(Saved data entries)
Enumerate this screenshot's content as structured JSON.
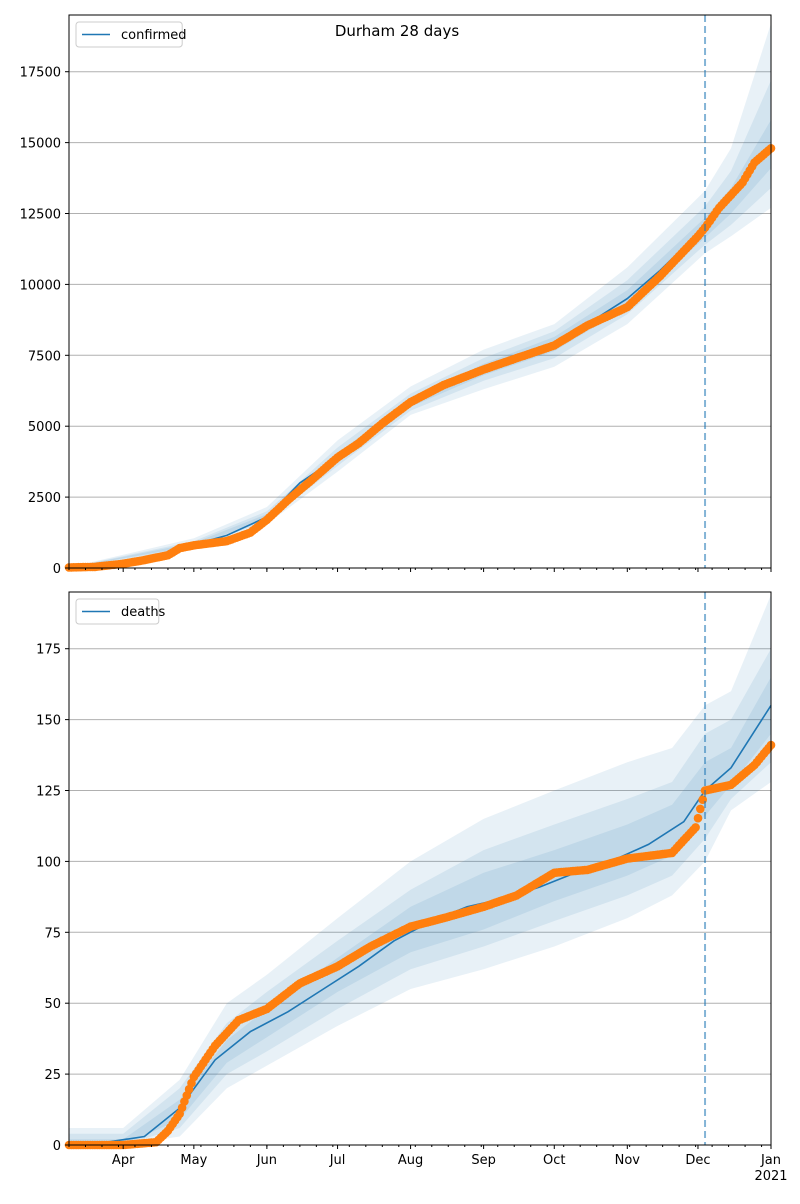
{
  "title": "Durham 28 days",
  "chart_data": [
    {
      "type": "line",
      "panel": "top",
      "legend": {
        "label": "confirmed",
        "placement": "top-left"
      },
      "x_tick_labels": [
        "Apr",
        "May",
        "Jun",
        "Jul",
        "Aug",
        "Sep",
        "Oct",
        "Nov",
        "Dec",
        "Jan\n2021"
      ],
      "ylim": [
        0,
        19500
      ],
      "yticks": [
        0,
        2500,
        5000,
        7500,
        10000,
        12500,
        15000,
        17500
      ],
      "grid": "horizontal",
      "forecast_start": "2020-12-04",
      "model_line": {
        "name": "confirmed",
        "x": [
          "2020-03-09",
          "2020-04-01",
          "2020-05-01",
          "2020-05-15",
          "2020-06-01",
          "2020-06-15",
          "2020-07-01",
          "2020-07-15",
          "2020-08-01",
          "2020-08-15",
          "2020-09-01",
          "2020-09-15",
          "2020-10-01",
          "2020-10-15",
          "2020-11-01",
          "2020-11-15",
          "2020-12-01",
          "2020-12-04",
          "2020-12-15",
          "2021-01-01"
        ],
        "values": [
          10,
          120,
          830,
          1150,
          1800,
          3000,
          3900,
          4700,
          5800,
          6400,
          7000,
          7400,
          7900,
          8600,
          9500,
          10500,
          11800,
          12100,
          13000,
          14900
        ]
      },
      "bands": [
        {
          "level": "outer",
          "x": [
            "2020-03-09",
            "2020-05-01",
            "2020-06-01",
            "2020-07-01",
            "2020-08-01",
            "2020-09-01",
            "2020-10-01",
            "2020-11-01",
            "2020-12-04",
            "2020-12-15",
            "2021-01-01"
          ],
          "lower": [
            0,
            650,
            1550,
            3400,
            5400,
            6300,
            7100,
            8600,
            11100,
            11700,
            12700
          ],
          "upper": [
            20,
            1050,
            2150,
            4500,
            6400,
            7700,
            8600,
            10600,
            13300,
            14800,
            19200
          ]
        },
        {
          "level": "middle",
          "x": [
            "2020-03-09",
            "2020-05-01",
            "2020-06-01",
            "2020-07-01",
            "2020-08-01",
            "2020-09-01",
            "2020-10-01",
            "2020-11-01",
            "2020-12-04",
            "2020-12-15",
            "2021-01-01"
          ],
          "lower": [
            0,
            720,
            1650,
            3600,
            5550,
            6600,
            7400,
            8950,
            11400,
            12100,
            13400
          ],
          "upper": [
            15,
            950,
            2000,
            4250,
            6150,
            7400,
            8350,
            10150,
            12750,
            14000,
            17200
          ]
        },
        {
          "level": "inner",
          "x": [
            "2020-03-09",
            "2020-05-01",
            "2020-06-01",
            "2020-07-01",
            "2020-08-01",
            "2020-09-01",
            "2020-10-01",
            "2020-11-01",
            "2020-12-04",
            "2020-12-15",
            "2021-01-01"
          ],
          "lower": [
            0,
            780,
            1720,
            3750,
            5680,
            6800,
            7650,
            9200,
            11650,
            12500,
            14100
          ],
          "upper": [
            12,
            890,
            1900,
            4050,
            5950,
            7200,
            8150,
            9800,
            12350,
            13400,
            15800
          ]
        }
      ],
      "observed": {
        "name": "observed",
        "x": [
          "2020-03-09",
          "2020-03-20",
          "2020-04-01",
          "2020-04-10",
          "2020-04-20",
          "2020-04-25",
          "2020-05-01",
          "2020-05-15",
          "2020-05-25",
          "2020-06-01",
          "2020-06-10",
          "2020-06-20",
          "2020-07-01",
          "2020-07-10",
          "2020-07-20",
          "2020-08-01",
          "2020-08-15",
          "2020-09-01",
          "2020-09-15",
          "2020-10-01",
          "2020-10-15",
          "2020-11-01",
          "2020-11-15",
          "2020-12-01",
          "2020-12-04",
          "2020-12-10",
          "2020-12-20",
          "2020-12-25",
          "2021-01-01"
        ],
        "values": [
          20,
          40,
          150,
          280,
          450,
          700,
          800,
          950,
          1250,
          1700,
          2400,
          3100,
          3900,
          4400,
          5100,
          5850,
          6450,
          7000,
          7400,
          7850,
          8550,
          9200,
          10300,
          11700,
          12000,
          12700,
          13600,
          14300,
          14800
        ]
      }
    },
    {
      "type": "line",
      "panel": "bottom",
      "legend": {
        "label": "deaths",
        "placement": "top-left"
      },
      "x_tick_labels": [
        "Apr",
        "May",
        "Jun",
        "Jul",
        "Aug",
        "Sep",
        "Oct",
        "Nov",
        "Dec",
        "Jan\n2021"
      ],
      "ylim": [
        0,
        195
      ],
      "yticks": [
        0,
        25,
        50,
        75,
        100,
        125,
        150,
        175
      ],
      "grid": "horizontal",
      "forecast_start": "2020-12-04",
      "model_line": {
        "name": "deaths",
        "x": [
          "2020-03-09",
          "2020-03-25",
          "2020-04-10",
          "2020-04-25",
          "2020-05-10",
          "2020-05-25",
          "2020-06-10",
          "2020-06-25",
          "2020-07-10",
          "2020-07-25",
          "2020-08-10",
          "2020-08-25",
          "2020-09-10",
          "2020-09-25",
          "2020-10-10",
          "2020-10-25",
          "2020-11-10",
          "2020-11-25",
          "2020-12-04",
          "2020-12-15",
          "2021-01-01"
        ],
        "values": [
          0,
          1,
          3,
          13,
          30,
          40,
          47,
          55,
          63,
          72,
          79,
          84,
          87,
          91,
          96,
          100,
          106,
          114,
          125,
          133,
          155
        ]
      },
      "bands": [
        {
          "level": "outer",
          "x": [
            "2020-03-09",
            "2020-04-01",
            "2020-04-25",
            "2020-05-15",
            "2020-06-01",
            "2020-07-01",
            "2020-08-01",
            "2020-09-01",
            "2020-10-01",
            "2020-11-01",
            "2020-11-20",
            "2020-12-04",
            "2020-12-15",
            "2021-01-01"
          ],
          "lower": [
            0,
            0,
            3,
            20,
            28,
            42,
            55,
            62,
            70,
            80,
            88,
            100,
            118,
            128
          ],
          "upper": [
            6,
            6,
            23,
            50,
            60,
            80,
            100,
            115,
            125,
            135,
            140,
            155,
            160,
            194
          ]
        },
        {
          "level": "middle",
          "x": [
            "2020-03-09",
            "2020-04-01",
            "2020-04-25",
            "2020-05-15",
            "2020-06-01",
            "2020-07-01",
            "2020-08-01",
            "2020-09-01",
            "2020-10-01",
            "2020-11-01",
            "2020-11-20",
            "2020-12-04",
            "2020-12-15",
            "2021-01-01"
          ],
          "lower": [
            0,
            0,
            6,
            25,
            33,
            48,
            62,
            70,
            79,
            88,
            95,
            108,
            122,
            135
          ],
          "upper": [
            4,
            4,
            20,
            43,
            54,
            72,
            90,
            104,
            113,
            122,
            128,
            145,
            150,
            175
          ]
        },
        {
          "level": "inner",
          "x": [
            "2020-03-09",
            "2020-04-01",
            "2020-04-25",
            "2020-05-15",
            "2020-06-01",
            "2020-07-01",
            "2020-08-01",
            "2020-09-01",
            "2020-10-01",
            "2020-11-01",
            "2020-11-20",
            "2020-12-04",
            "2020-12-15",
            "2021-01-01"
          ],
          "lower": [
            0,
            0,
            9,
            29,
            38,
            54,
            68,
            76,
            86,
            95,
            102,
            116,
            127,
            145
          ],
          "upper": [
            2,
            2,
            16,
            37,
            48,
            66,
            84,
            96,
            104,
            113,
            120,
            135,
            140,
            165
          ]
        }
      ],
      "observed": {
        "name": "observed",
        "x": [
          "2020-03-09",
          "2020-04-01",
          "2020-04-15",
          "2020-04-20",
          "2020-04-25",
          "2020-05-01",
          "2020-05-10",
          "2020-05-20",
          "2020-06-01",
          "2020-06-15",
          "2020-07-01",
          "2020-07-15",
          "2020-08-01",
          "2020-08-15",
          "2020-09-01",
          "2020-09-15",
          "2020-10-01",
          "2020-10-15",
          "2020-11-01",
          "2020-11-20",
          "2020-11-30",
          "2020-12-04",
          "2020-12-15",
          "2020-12-25",
          "2021-01-01"
        ],
        "values": [
          0,
          0,
          1,
          5,
          11,
          24,
          35,
          44,
          48,
          57,
          63,
          70,
          77,
          80,
          84,
          88,
          96,
          97,
          101,
          103,
          112,
          125,
          127,
          134,
          141
        ]
      }
    }
  ]
}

■ **Task directions**
For this exercise, gather every line of the data that contains the word "name".

■ **Answer to the task**
        "name": "confirmed",
        "name": "observed",
        "name": "deaths",
        "name": "observed",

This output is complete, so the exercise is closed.